▶ **Exercise**: Each line containing the word "this" should be found and copied.

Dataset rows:
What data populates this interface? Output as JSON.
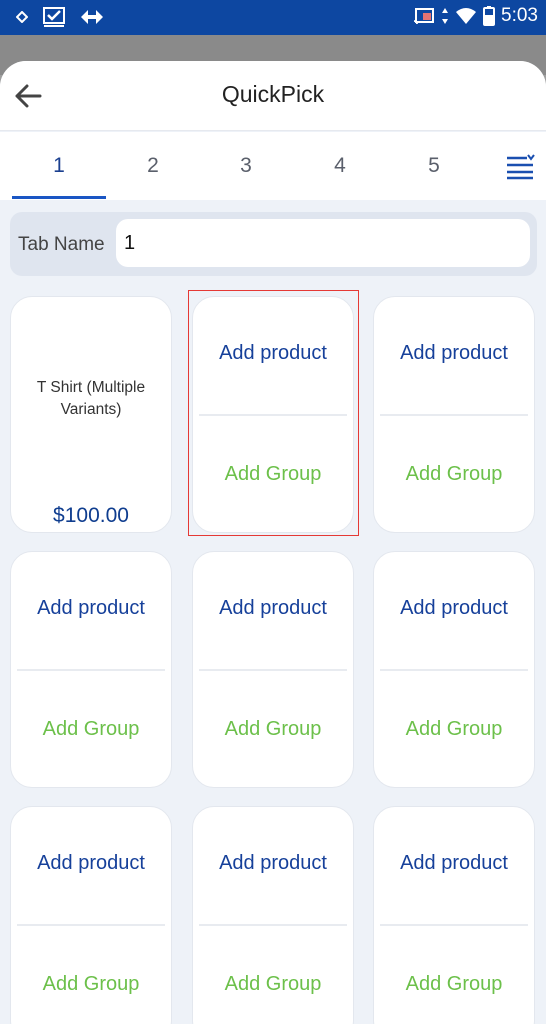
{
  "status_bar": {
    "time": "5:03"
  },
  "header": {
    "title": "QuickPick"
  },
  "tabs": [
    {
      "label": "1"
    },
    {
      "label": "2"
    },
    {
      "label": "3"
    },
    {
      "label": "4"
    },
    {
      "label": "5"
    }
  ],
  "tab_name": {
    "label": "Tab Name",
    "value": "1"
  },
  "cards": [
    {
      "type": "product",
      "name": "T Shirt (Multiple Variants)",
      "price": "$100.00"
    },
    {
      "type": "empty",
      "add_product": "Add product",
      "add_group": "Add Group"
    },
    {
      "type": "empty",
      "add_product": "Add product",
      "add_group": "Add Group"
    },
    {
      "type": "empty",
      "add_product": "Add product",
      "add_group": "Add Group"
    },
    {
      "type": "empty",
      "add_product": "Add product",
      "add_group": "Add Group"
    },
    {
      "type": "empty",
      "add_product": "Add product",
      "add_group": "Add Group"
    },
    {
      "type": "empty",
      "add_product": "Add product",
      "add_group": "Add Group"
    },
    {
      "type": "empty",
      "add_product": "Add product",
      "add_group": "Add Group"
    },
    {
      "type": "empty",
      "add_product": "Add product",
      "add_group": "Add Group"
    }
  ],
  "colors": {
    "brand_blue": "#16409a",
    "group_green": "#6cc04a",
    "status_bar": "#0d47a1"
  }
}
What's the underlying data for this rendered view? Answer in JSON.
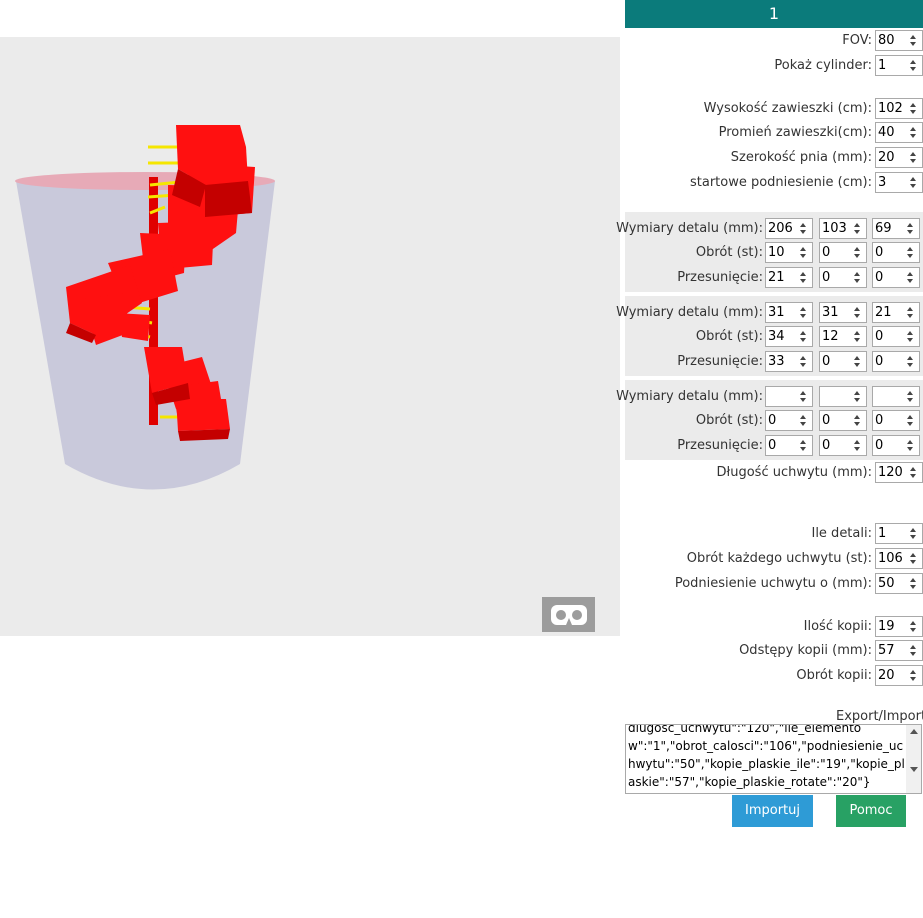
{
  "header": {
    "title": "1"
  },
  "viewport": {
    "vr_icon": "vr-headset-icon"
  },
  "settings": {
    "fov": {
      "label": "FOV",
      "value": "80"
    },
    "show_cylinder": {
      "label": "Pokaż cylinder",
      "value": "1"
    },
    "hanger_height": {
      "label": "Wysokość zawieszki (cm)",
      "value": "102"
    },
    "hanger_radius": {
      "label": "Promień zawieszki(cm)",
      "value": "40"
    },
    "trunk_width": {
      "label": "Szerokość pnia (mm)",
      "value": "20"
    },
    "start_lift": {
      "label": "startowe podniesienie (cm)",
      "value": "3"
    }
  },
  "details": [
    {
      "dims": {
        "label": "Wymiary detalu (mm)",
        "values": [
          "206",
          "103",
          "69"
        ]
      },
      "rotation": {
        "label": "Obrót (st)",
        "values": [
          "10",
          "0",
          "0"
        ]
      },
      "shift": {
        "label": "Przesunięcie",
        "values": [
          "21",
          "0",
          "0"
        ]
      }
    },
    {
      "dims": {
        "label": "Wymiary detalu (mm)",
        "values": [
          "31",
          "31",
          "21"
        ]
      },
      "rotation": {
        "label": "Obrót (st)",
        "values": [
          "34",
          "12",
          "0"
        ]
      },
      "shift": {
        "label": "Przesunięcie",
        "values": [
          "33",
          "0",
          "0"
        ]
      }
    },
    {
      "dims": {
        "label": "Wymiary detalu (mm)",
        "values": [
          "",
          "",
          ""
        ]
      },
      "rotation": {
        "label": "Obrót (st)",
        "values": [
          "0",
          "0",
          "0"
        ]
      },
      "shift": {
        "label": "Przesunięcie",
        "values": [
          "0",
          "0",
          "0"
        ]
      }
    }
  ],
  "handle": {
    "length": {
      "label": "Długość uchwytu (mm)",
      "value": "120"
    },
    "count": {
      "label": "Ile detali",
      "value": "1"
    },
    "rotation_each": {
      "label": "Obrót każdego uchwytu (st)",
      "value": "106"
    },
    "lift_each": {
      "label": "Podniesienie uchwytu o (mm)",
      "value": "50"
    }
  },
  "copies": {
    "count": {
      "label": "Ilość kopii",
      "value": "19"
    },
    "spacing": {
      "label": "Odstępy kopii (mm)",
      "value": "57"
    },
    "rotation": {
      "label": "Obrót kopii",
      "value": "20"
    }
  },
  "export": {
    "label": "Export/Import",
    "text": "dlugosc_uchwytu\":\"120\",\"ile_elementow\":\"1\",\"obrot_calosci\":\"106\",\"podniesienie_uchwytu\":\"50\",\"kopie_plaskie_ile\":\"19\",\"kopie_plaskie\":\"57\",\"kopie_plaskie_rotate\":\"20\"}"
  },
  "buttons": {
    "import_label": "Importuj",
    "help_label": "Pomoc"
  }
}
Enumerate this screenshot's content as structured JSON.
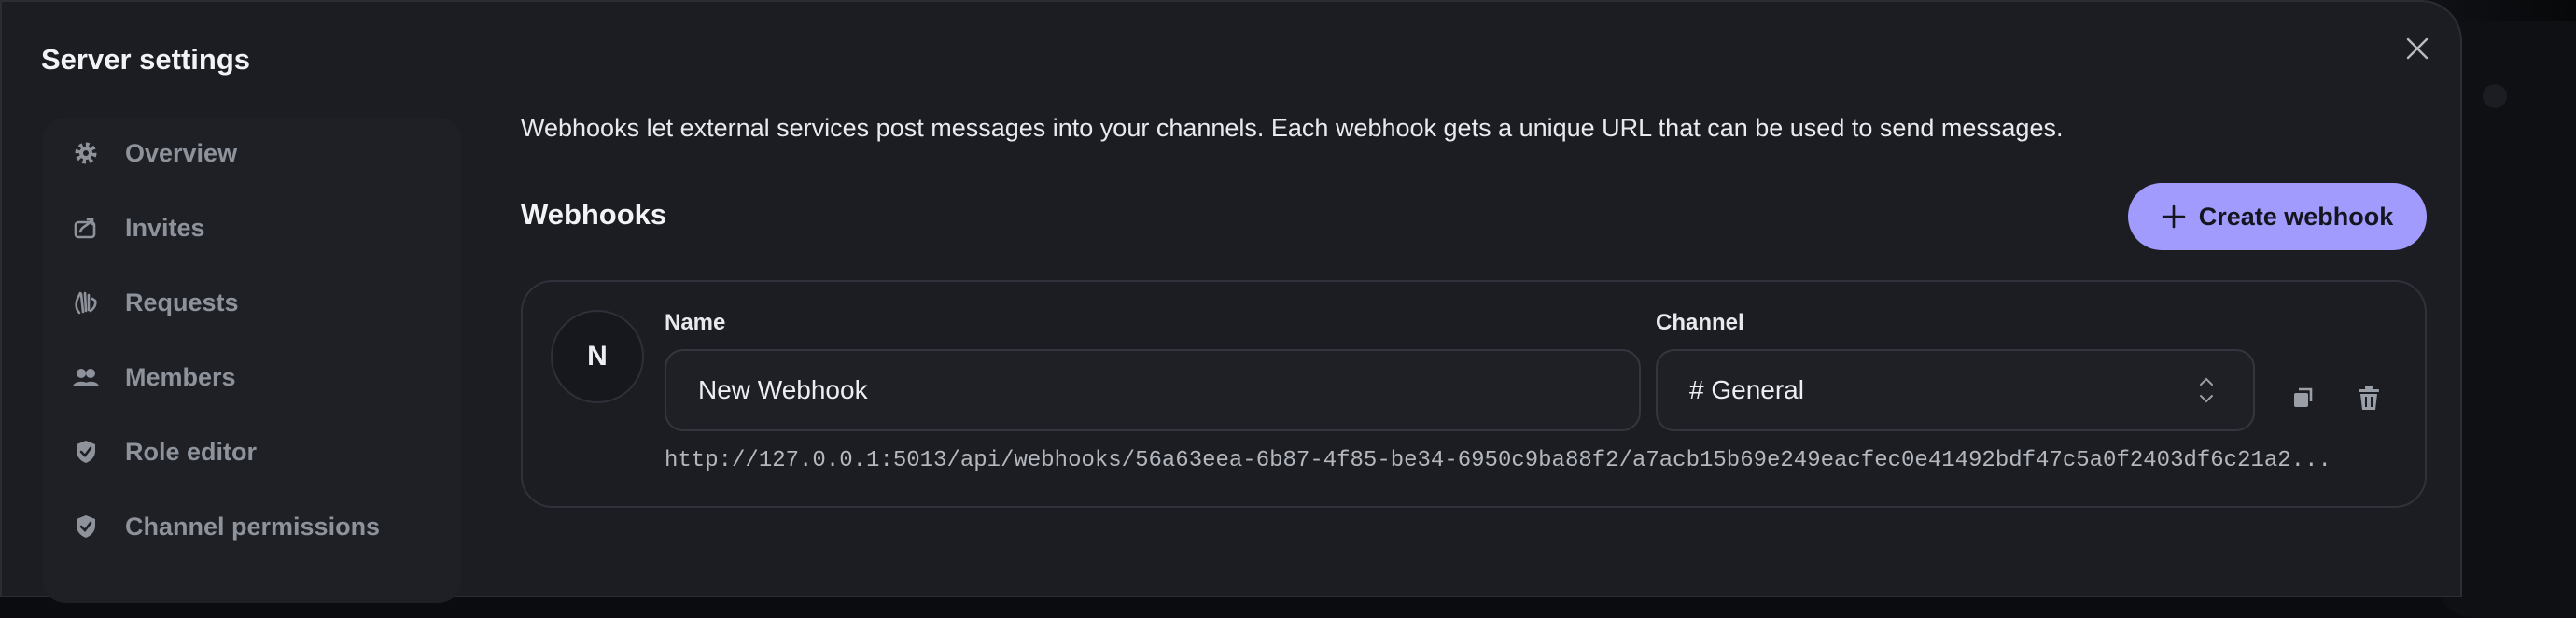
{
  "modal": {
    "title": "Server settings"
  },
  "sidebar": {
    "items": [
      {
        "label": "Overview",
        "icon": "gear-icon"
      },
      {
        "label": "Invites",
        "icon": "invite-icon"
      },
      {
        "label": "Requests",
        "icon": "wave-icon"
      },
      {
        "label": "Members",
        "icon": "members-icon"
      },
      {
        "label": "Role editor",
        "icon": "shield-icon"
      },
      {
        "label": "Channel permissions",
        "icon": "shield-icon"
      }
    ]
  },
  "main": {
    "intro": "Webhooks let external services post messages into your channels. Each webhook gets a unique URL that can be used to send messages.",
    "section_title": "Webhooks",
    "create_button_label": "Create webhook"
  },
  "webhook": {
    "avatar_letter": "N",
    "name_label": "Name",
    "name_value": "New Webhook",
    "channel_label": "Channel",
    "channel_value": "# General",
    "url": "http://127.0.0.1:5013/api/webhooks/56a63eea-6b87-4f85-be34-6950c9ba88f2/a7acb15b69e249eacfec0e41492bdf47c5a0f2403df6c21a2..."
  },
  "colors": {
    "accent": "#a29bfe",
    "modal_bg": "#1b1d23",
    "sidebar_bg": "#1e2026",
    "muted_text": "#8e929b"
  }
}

▶ **Written solution**:
What data populates this interface? Output as JSON.
What's the underlying data for this rendered view? Answer in JSON.
Enumerate this screenshot's content as structured JSON.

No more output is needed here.